• **WHAT THE TASK ASKS**:
Please reproduce the material below line for line, changing nothing.

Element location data
|---|
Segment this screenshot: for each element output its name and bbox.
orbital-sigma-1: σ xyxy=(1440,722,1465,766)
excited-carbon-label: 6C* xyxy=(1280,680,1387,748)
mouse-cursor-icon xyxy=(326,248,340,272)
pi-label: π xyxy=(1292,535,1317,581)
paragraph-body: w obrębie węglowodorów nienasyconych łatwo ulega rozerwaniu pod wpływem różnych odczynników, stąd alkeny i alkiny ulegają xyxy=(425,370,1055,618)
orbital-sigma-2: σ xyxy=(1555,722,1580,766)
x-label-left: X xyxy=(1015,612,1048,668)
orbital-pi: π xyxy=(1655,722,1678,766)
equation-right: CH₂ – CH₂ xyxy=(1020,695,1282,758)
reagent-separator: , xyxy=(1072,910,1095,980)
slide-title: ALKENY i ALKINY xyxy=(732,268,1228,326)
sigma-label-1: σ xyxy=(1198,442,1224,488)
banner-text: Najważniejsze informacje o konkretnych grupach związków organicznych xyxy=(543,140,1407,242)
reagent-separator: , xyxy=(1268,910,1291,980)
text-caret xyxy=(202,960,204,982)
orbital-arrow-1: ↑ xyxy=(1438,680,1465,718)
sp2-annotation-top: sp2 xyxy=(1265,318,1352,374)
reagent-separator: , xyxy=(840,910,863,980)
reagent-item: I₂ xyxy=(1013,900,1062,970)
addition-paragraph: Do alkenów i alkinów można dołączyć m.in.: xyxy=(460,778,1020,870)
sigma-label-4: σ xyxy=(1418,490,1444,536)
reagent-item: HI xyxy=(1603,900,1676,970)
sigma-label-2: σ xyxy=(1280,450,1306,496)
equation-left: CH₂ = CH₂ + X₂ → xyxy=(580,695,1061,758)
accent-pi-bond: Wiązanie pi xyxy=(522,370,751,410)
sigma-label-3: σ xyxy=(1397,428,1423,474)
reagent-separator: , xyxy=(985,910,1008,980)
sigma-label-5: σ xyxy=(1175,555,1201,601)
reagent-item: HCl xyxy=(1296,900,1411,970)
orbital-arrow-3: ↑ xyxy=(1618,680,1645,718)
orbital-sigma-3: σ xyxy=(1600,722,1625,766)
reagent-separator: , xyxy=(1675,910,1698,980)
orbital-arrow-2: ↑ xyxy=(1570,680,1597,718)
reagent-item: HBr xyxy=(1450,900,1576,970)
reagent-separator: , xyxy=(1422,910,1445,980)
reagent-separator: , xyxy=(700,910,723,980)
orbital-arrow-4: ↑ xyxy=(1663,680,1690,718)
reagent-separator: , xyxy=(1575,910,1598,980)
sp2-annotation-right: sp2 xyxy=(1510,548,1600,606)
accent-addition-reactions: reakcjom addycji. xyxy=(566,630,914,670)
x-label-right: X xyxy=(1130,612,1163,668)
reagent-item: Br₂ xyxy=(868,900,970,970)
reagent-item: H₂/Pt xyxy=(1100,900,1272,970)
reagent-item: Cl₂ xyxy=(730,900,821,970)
|---|
• **REPLY TO THE EXERCISE**:
Segment this screenshot: for each element output its name and bbox.
orbital-sigma-1: σ xyxy=(1440,722,1465,766)
excited-carbon-label: 6C* xyxy=(1280,680,1387,748)
mouse-cursor-icon xyxy=(326,248,340,272)
pi-label: π xyxy=(1292,535,1317,581)
paragraph-body: w obrębie węglowodorów nienasyconych łatwo ulega rozerwaniu pod wpływem różnych odczynników, stąd alkeny i alkiny ulegają xyxy=(425,370,1055,618)
orbital-sigma-2: σ xyxy=(1555,722,1580,766)
x-label-left: X xyxy=(1015,612,1048,668)
orbital-pi: π xyxy=(1655,722,1678,766)
equation-right: CH₂ – CH₂ xyxy=(1020,695,1282,758)
reagent-separator: , xyxy=(1072,910,1095,980)
slide-title: ALKENY i ALKINY xyxy=(732,268,1228,326)
sigma-label-1: σ xyxy=(1198,442,1224,488)
banner-text: Najważniejsze informacje o konkretnych grupach związków organicznych xyxy=(543,140,1407,242)
reagent-separator: , xyxy=(1268,910,1291,980)
text-caret xyxy=(202,960,204,982)
orbital-arrow-1: ↑ xyxy=(1438,680,1465,718)
sp2-annotation-top: sp2 xyxy=(1265,318,1352,374)
reagent-separator: , xyxy=(840,910,863,980)
reagent-item: I₂ xyxy=(1013,900,1062,970)
addition-paragraph: Do alkenów i alkinów można dołączyć m.in.: xyxy=(460,778,1020,870)
sigma-label-4: σ xyxy=(1418,490,1444,536)
reagent-item: HI xyxy=(1603,900,1676,970)
sigma-label-2: σ xyxy=(1280,450,1306,496)
equation-left: CH₂ = CH₂ + X₂ → xyxy=(580,695,1061,758)
accent-pi-bond: Wiązanie pi xyxy=(522,370,751,410)
sigma-label-3: σ xyxy=(1397,428,1423,474)
reagent-separator: , xyxy=(985,910,1008,980)
sigma-label-5: σ xyxy=(1175,555,1201,601)
reagent-item: HCl xyxy=(1296,900,1411,970)
orbital-arrow-3: ↑ xyxy=(1618,680,1645,718)
orbital-sigma-3: σ xyxy=(1600,722,1625,766)
reagent-separator: , xyxy=(1675,910,1698,980)
orbital-arrow-2: ↑ xyxy=(1570,680,1597,718)
reagent-item: HBr xyxy=(1450,900,1576,970)
reagent-separator: , xyxy=(1422,910,1445,980)
reagent-separator: , xyxy=(700,910,723,980)
orbital-arrow-4: ↑ xyxy=(1663,680,1690,718)
reagent-separator: , xyxy=(1575,910,1598,980)
sp2-annotation-right: sp2 xyxy=(1510,548,1600,606)
accent-addition-reactions: reakcjom addycji. xyxy=(566,630,914,670)
x-label-right: X xyxy=(1130,612,1163,668)
reagent-item: Br₂ xyxy=(868,900,970,970)
reagent-item: H₂/Pt xyxy=(1100,900,1272,970)
reagent-item: Cl₂ xyxy=(730,900,821,970)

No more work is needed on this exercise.